Direction =
Please swap "bar-track" for "bar-background" in the stretch of data from the start through the line containing "istotne-bar-segment [706, 556, 946, 612]", leaving everything else unchanged.
━━ Material to process ━━
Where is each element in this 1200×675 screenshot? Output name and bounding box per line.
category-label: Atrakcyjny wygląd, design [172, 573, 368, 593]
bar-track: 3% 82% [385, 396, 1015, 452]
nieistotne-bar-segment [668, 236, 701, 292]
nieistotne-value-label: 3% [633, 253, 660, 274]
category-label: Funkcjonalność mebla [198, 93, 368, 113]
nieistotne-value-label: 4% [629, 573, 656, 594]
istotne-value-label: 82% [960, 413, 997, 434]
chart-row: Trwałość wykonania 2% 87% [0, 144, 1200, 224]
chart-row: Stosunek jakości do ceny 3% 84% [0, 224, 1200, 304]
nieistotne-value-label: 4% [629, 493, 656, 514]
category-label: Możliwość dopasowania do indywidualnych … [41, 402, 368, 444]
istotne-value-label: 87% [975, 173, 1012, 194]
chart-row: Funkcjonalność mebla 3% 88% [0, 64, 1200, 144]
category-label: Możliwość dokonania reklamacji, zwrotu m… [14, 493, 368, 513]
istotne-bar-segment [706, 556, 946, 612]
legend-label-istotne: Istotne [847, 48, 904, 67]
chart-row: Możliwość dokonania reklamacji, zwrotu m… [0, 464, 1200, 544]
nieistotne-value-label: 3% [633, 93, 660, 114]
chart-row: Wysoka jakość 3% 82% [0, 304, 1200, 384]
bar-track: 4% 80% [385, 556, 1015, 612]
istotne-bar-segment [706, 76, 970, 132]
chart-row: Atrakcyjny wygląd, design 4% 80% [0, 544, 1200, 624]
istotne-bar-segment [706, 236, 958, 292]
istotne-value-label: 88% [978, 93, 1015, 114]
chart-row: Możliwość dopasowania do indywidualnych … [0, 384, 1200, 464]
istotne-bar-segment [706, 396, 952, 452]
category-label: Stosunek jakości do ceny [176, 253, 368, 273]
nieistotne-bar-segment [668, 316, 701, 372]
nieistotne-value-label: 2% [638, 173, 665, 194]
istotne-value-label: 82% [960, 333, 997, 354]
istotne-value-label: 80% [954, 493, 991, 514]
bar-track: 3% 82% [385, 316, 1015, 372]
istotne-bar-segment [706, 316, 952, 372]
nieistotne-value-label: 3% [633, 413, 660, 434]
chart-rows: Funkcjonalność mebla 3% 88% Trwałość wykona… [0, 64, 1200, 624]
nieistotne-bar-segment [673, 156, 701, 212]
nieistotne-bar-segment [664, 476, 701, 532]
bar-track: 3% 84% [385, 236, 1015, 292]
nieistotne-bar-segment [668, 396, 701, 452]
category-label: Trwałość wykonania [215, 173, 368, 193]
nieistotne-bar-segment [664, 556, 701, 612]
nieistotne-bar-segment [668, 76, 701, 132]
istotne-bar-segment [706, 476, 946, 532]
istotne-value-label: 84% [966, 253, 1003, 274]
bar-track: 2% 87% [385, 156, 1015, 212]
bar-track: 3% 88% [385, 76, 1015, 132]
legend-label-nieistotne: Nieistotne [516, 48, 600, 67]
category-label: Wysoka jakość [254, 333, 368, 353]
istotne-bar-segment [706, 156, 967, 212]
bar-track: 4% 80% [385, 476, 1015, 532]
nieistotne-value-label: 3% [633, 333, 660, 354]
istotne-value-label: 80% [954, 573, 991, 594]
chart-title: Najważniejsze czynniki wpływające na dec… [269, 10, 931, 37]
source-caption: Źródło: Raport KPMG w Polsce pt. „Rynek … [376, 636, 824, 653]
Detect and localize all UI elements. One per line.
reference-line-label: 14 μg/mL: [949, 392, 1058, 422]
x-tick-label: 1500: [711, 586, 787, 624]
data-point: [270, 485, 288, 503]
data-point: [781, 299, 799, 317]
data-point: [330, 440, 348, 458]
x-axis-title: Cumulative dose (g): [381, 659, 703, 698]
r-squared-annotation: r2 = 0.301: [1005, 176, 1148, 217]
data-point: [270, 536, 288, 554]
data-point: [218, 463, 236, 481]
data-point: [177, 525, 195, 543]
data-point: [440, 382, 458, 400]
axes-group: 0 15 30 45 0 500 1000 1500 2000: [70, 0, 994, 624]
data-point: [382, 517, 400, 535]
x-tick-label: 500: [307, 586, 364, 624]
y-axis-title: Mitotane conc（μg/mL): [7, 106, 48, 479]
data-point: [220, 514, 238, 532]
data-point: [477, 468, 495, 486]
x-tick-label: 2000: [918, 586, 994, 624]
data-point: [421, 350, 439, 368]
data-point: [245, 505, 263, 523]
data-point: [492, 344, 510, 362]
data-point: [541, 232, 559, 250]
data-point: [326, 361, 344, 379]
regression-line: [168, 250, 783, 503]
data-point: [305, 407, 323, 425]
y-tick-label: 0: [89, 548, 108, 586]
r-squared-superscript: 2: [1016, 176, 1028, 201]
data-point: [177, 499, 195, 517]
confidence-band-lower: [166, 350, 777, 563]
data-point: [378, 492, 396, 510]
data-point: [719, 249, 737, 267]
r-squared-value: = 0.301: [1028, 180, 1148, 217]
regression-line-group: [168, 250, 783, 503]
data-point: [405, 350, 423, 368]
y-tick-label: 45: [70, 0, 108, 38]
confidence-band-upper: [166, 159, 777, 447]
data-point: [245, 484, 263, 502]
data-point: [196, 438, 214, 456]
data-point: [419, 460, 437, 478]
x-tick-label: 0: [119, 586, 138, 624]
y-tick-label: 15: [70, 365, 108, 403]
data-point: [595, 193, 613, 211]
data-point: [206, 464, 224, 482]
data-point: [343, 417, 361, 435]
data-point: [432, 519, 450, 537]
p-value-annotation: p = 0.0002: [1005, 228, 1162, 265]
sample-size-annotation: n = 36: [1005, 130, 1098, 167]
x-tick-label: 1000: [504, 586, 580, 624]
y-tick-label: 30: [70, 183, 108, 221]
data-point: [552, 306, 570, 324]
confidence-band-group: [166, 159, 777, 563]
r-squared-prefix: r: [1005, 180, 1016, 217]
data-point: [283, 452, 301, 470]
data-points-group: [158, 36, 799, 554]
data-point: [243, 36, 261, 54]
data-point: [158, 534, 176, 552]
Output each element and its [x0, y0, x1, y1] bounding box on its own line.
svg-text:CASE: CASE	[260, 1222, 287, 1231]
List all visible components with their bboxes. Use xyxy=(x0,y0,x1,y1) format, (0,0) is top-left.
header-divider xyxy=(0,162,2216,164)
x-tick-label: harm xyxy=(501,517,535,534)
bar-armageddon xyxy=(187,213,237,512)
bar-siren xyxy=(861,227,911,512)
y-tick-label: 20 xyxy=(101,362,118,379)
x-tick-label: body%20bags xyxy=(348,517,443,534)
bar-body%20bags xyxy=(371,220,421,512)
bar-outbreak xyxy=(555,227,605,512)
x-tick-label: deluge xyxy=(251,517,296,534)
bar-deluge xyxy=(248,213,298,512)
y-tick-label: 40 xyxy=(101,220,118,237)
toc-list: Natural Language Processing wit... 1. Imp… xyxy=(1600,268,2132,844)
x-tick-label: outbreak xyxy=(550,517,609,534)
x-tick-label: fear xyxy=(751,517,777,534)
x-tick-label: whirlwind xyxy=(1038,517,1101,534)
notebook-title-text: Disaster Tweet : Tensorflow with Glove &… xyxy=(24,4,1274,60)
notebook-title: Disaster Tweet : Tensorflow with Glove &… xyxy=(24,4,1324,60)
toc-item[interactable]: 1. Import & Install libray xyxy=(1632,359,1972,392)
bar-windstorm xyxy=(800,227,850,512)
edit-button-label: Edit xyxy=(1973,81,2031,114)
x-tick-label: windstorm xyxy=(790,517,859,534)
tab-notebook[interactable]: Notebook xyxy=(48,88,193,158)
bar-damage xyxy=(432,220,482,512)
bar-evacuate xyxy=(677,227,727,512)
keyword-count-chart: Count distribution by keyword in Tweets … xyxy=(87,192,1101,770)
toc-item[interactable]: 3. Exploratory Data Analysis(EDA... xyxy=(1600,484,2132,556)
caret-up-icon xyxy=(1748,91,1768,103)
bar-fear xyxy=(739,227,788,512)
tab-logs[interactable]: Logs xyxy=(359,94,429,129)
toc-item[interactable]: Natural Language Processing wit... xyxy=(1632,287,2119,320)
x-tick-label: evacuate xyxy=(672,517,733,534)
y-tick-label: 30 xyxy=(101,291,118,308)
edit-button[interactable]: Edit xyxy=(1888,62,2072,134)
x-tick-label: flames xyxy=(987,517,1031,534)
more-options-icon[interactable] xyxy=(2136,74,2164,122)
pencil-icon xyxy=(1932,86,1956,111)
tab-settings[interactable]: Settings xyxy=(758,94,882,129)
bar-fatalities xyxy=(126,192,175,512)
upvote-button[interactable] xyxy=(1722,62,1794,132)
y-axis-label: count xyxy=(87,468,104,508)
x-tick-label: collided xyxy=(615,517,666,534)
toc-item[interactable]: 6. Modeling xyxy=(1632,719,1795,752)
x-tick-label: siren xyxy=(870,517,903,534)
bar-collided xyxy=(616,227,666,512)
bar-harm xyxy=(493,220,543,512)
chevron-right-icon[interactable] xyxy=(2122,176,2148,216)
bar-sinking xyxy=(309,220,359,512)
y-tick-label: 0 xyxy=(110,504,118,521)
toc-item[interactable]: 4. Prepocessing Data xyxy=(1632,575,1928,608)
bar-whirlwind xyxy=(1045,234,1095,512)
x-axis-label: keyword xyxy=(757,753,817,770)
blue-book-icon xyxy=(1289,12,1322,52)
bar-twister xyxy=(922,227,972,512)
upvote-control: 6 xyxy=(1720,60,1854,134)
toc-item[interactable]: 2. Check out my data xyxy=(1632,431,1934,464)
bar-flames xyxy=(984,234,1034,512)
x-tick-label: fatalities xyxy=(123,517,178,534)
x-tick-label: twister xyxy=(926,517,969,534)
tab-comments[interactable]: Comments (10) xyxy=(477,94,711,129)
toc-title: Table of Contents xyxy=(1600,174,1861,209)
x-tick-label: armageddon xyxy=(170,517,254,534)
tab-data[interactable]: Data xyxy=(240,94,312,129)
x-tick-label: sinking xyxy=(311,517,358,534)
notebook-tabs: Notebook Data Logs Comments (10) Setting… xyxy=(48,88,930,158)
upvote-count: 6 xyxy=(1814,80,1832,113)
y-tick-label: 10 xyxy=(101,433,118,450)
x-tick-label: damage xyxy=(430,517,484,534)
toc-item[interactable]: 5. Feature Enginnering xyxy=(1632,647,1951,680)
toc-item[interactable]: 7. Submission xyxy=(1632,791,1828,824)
━━━
Full response =
Where is each element in this 1200×675 screenshot? Output name and bounding box per line.
category-label: Atrakcyjny wygląd, design [172, 573, 368, 593]
bar-background: 3% 82% [385, 396, 1015, 452]
nieistotne-bar-segment [668, 236, 701, 292]
nieistotne-value-label: 3% [633, 253, 660, 274]
category-label: Funkcjonalność mebla [198, 93, 368, 113]
nieistotne-value-label: 4% [629, 573, 656, 594]
istotne-value-label: 82% [960, 413, 997, 434]
chart-row: Trwałość wykonania 2% 87% [0, 144, 1200, 224]
chart-row: Stosunek jakości do ceny 3% 84% [0, 224, 1200, 304]
nieistotne-value-label: 4% [629, 493, 656, 514]
category-label: Możliwość dopasowania do indywidualnych … [41, 402, 368, 444]
istotne-value-label: 87% [975, 173, 1012, 194]
chart-row: Funkcjonalność mebla 3% 88% [0, 64, 1200, 144]
category-label: Możliwość dokonania reklamacji, zwrotu m… [14, 493, 368, 513]
istotne-bar-segment [706, 556, 946, 612]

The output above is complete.